Task details: Please work out how many lines in the material contain "размещенному" and give only that figure.

Data listing:
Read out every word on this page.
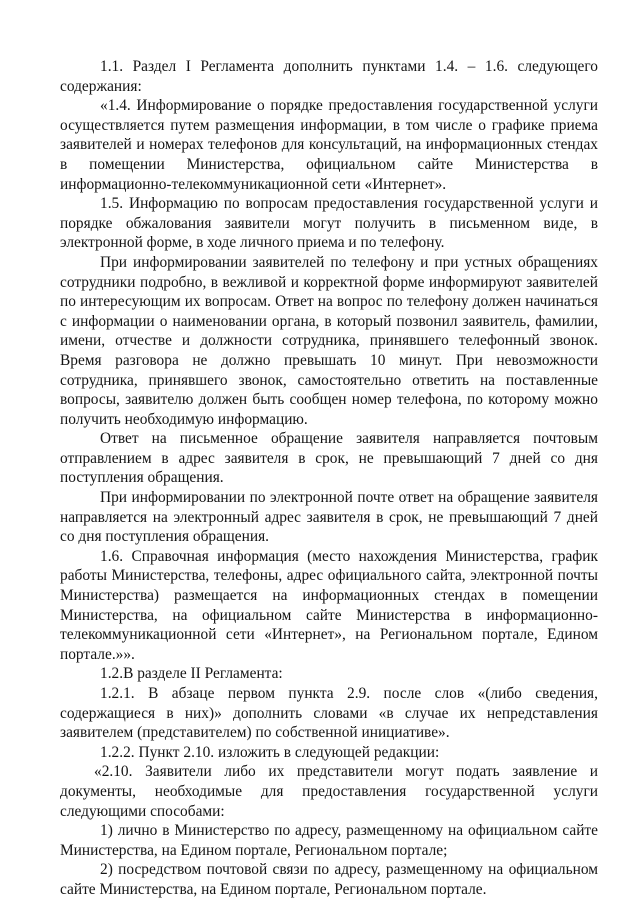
1.1. Раздел I Регламента дополнить пунктами 1.4. – 1.6. следующего содержания:

«1.4. Информирование о порядке предоставления государственной услуги осуществляется путем размещения информации, в том числе о графике приема заявителей и номерах телефонов для консультаций, на информационных стендах в помещении Министерства, официальном сайте Министерства в информационно-телекоммуникационной сети «Интернет».

1.5. Информацию по вопросам предоставления государственной услуги и порядке обжалования заявители могут получить в письменном виде, в электронной форме, в ходе личного приема и по телефону.

При информировании заявителей по телефону и при устных обращениях сотрудники подробно, в вежливой и корректной форме информируют заявителей по интересующим их вопросам. Ответ на вопрос по телефону должен начинаться с информации о наименовании органа, в который позвонил заявитель, фамилии, имени, отчестве и должности сотрудника, принявшего телефонный звонок. Время разговора не должно превышать 10 минут. При невозможности сотрудника, принявшего звонок, самостоятельно ответить на поставленные вопросы, заявителю должен быть сообщен номер телефона, по которому можно получить необходимую информацию.

Ответ на письменное обращение заявителя направляется почтовым отправлением в адрес заявителя в срок, не превышающий 7 дней со дня поступления обращения.

При информировании по электронной почте ответ на обращение заявителя направляется на электронный адрес заявителя в срок, не превышающий 7 дней со дня поступления обращения.

1.6. Справочная информация (место нахождения Министерства, график работы Министерства, телефоны, адрес официального сайта, электронной почты Министерства) размещается на информационных стендах в помещении Министерства, на официальном сайте Министерства в информационно-телекоммуникационной сети «Интернет», на Региональном портале, Едином портале.»».

1.2.В разделе II Регламента:

1.2.1. В абзаце первом пункта 2.9. после слов «(либо сведения, содержащиеся в них)» дополнить словами «в случае их непредставления заявителем (представителем) по собственной инициативе».

1.2.2. Пункт 2.10. изложить в следующей редакции:

«2.10. Заявители либо их представители могут подать заявление и документы, необходимые для предоставления государственной услуги следующими способами:

1) лично в Министерство по адресу, размещенному на официальном сайте Министерства, на Едином портале, Региональном портале;

2) посредством почтовой связи по адресу, размещенному на официальном сайте Министерства, на Едином портале, Региональном портале.
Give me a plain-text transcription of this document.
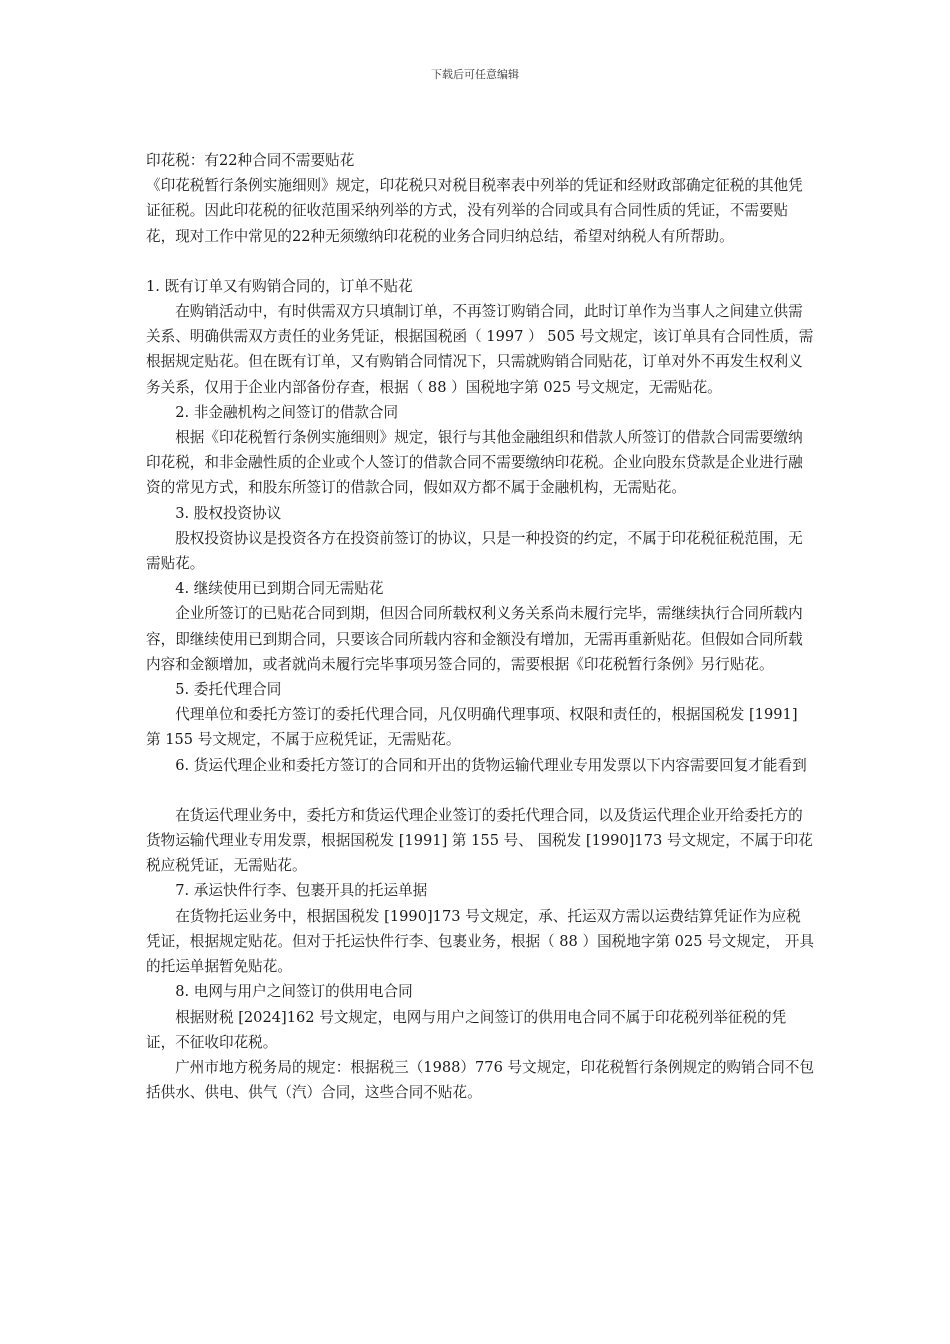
下载后可任意编辑

印花税：有22种合同不需要贴花

《印花税暂行条例实施细则》规定，印花税只对税目税率表中列举的凭证和经财政部确定征税的其他凭证征税。因此印花税的征收范围采纳列举的方式，没有列举的合同或具有合同性质的凭证，不需要贴花，现对工作中常见的22种无须缴纳印花税的业务合同归纳总结，希望对纳税人有所帮助。

1. 既有订单又有购销合同的，订单不贴花

在购销活动中，有时供需双方只填制订单，不再签订购销合同，此时订单作为当事人之间建立供需关系、明确供需双方责任的业务凭证，根据国税函（ 1997 ） 505 号文规定，该订单具有合同性质，需根据规定贴花。但在既有订单，又有购销合同情况下，只需就购销合同贴花，订单对外不再发生权利义务关系，仅用于企业内部备份存查，根据（ 88 ）国税地字第 025 号文规定，无需贴花。

2. 非金融机构之间签订的借款合同

根据《印花税暂行条例实施细则》规定，银行与其他金融组织和借款人所签订的借款合同需要缴纳印花税，和非金融性质的企业或个人签订的借款合同不需要缴纳印花税。企业向股东贷款是企业进行融资的常见方式，和股东所签订的借款合同，假如双方都不属于金融机构，无需贴花。

3. 股权投资协议

股权投资协议是投资各方在投资前签订的协议，只是一种投资的约定，不属于印花税征税范围，无需贴花。

4. 继续使用已到期合同无需贴花

企业所签订的已贴花合同到期，但因合同所载权利义务关系尚未履行完毕，需继续执行合同所载内容，即继续使用已到期合同，只要该合同所载内容和金额没有增加，无需再重新贴花。但假如合同所载内容和金额增加，或者就尚未履行完毕事项另签合同的，需要根据《印花税暂行条例》另行贴花。

5. 委托代理合同

代理单位和委托方签订的委托代理合同，凡仅明确代理事项、权限和责任的，根据国税发 [1991] 第 155 号文规定，不属于应税凭证，无需贴花。

6. 货运代理企业和委托方签订的合同和开出的货物运输代理业专用发票以下内容需要回复才能看到

在货运代理业务中，委托方和货运代理企业签订的委托代理合同，以及货运代理企业开给委托方的货物运输代理业专用发票，根据国税发 [1991] 第 155 号、 国税发 [1990]173 号文规定，不属于印花税应税凭证，无需贴花。

7. 承运快件行李、包裹开具的托运单据

在货物托运业务中，根据国税发 [1990]173 号文规定，承、托运双方需以运费结算凭证作为应税凭证，根据规定贴花。但对于托运快件行李、包裹业务，根据（ 88 ）国税地字第 025 号文规定， 开具的托运单据暂免贴花。

8. 电网与用户之间签订的供用电合同

根据财税 [2024]162 号文规定，电网与用户之间签订的供用电合同不属于印花税列举征税的凭证，不征收印花税。

广州市地方税务局的规定：根据税三（1988）776 号文规定，印花税暂行条例规定的购销合同不包括供水、供电、供气（汽）合同，这些合同不贴花。
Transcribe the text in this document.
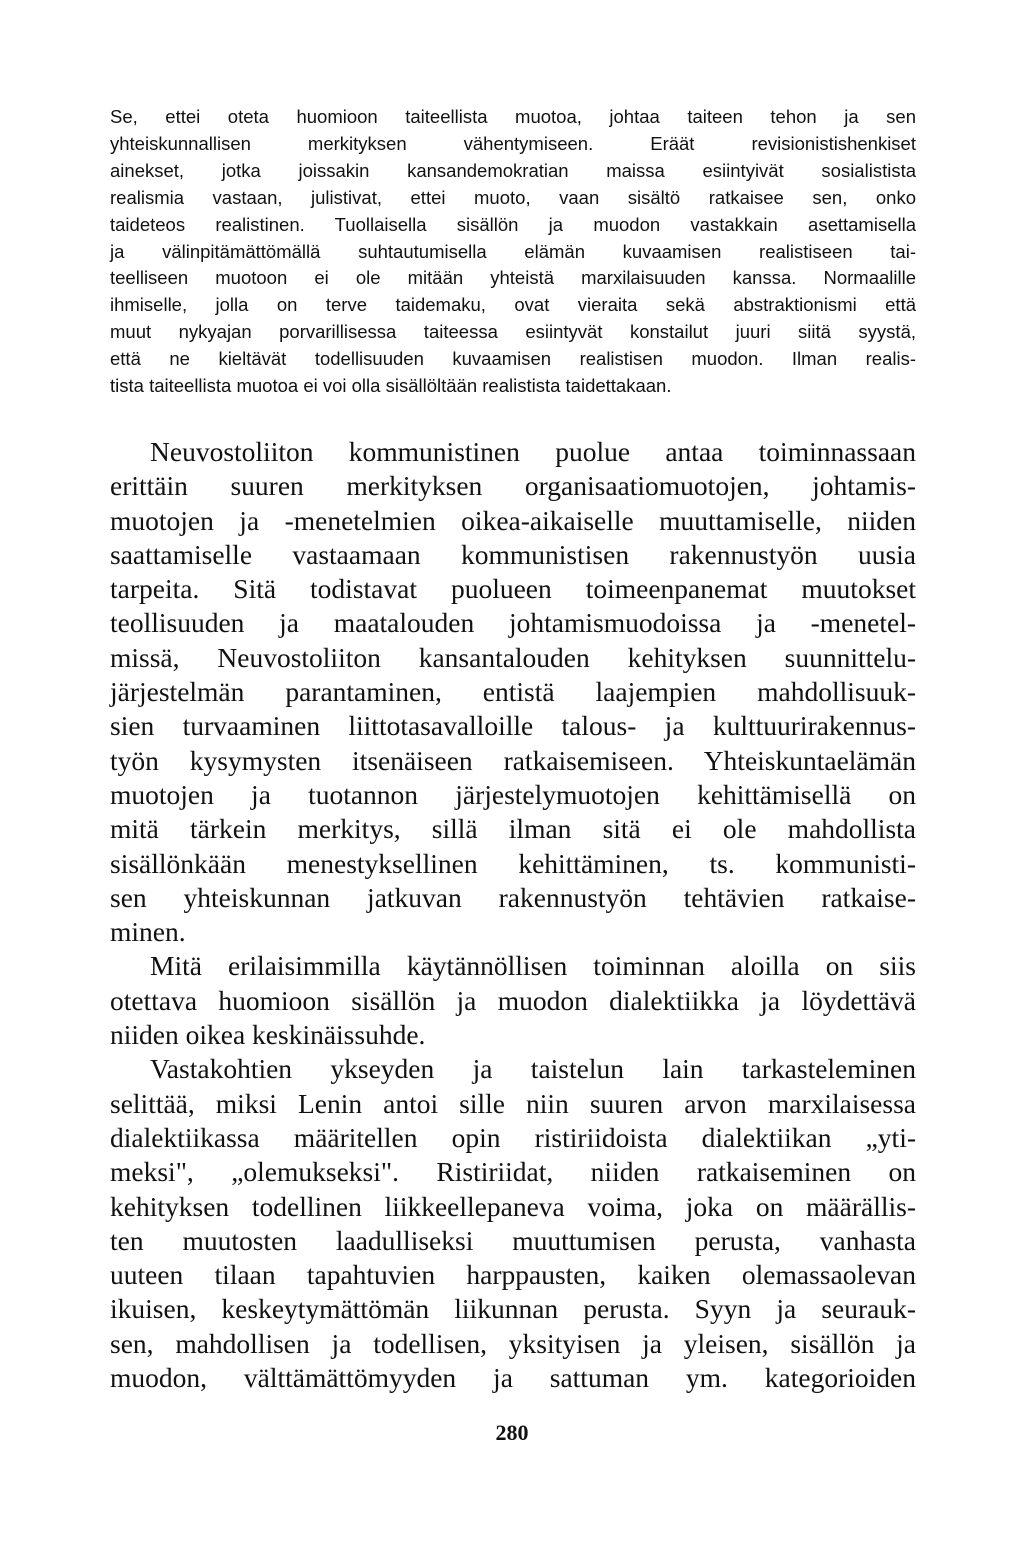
Se, ettei oteta huomioon taiteellista muotoa, johtaa taiteen tehon ja sen
yhteiskunnallisen merkityksen vähentymiseen. Eräät revisionistishenkiset
ainekset, jotka joissakin kansandemokratian maissa esiintyivät sosialistista
realismia vastaan, julistivat, ettei muoto, vaan sisältö ratkaisee sen, onko
taideteos realistinen. Tuollaisella sisällön ja muodon vastakkain asettamisella
ja välinpitämättömällä suhtautumisella elämän kuvaamisen realistiseen tai-
teelliseen muotoon ei ole mitään yhteistä marxilaisuuden kanssa. Normaalille
ihmiselle, jolla on terve taidemaku, ovat vieraita sekä abstraktionismi että
muut nykyajan porvarillisessa taiteessa esiintyvät konstailut juuri siitä syystä,
että ne kieltävät todellisuuden kuvaamisen realistisen muodon. Ilman realis-
tista taiteellista muotoa ei voi olla sisällöltään realistista taidettakaan.

Neuvostoliiton kommunistinen puolue antaa toiminnassaan
erittäin suuren merkityksen organisaatiomuotojen, johtamis-
muotojen ja -menetelmien oikea-aikaiselle muuttamiselle, niiden
saattamiselle vastaamaan kommunistisen rakennustyön uusia
tarpeita. Sitä todistavat puolueen toimeenpanemat muutokset
teollisuuden ja maatalouden johtamismuodoissa ja -menetel-
missä, Neuvostoliiton kansantalouden kehityksen suunnittelu-
järjestelmän parantaminen, entistä laajempien mahdollisuuk-
sien turvaaminen liittotasavalloille talous- ja kulttuurirakennus-
työn kysymysten itsenäiseen ratkaisemiseen. Yhteiskuntaelämän
muotojen ja tuotannon järjestelymuotojen kehittämisellä on
mitä tärkein merkitys, sillä ilman sitä ei ole mahdollista
sisällönkään menestyksellinen kehittäminen, ts. kommunisti-
sen yhteiskunnan jatkuvan rakennustyön tehtävien ratkaise-
minen.

Mitä erilaisimmilla käytännöllisen toiminnan aloilla on siis
otettava huomioon sisällön ja muodon dialektiikka ja löydettävä
niiden oikea keskinäissuhde.

Vastakohtien ykseyden ja taistelun lain tarkasteleminen
selittää, miksi Lenin antoi sille niin suuren arvon marxilaisessa
dialektiikassa määritellen opin ristiriidoista dialektiikan „yti-
meksi", „olemukseksi". Ristiriidat, niiden ratkaiseminen on
kehityksen todellinen liikkeellepaneva voima, joka on määrällis-
ten muutosten laadulliseksi muuttumisen perusta, vanhasta
uuteen tilaan tapahtuvien harppausten, kaiken olemassaolevan
ikuisen, keskeytymättömän liikunnan perusta. Syyn ja seurauk-
sen, mahdollisen ja todellisen, yksityisen ja yleisen, sisällön ja
muodon, välttämättömyyden ja sattuman ym. kategorioiden

280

Answer for this exercise: 2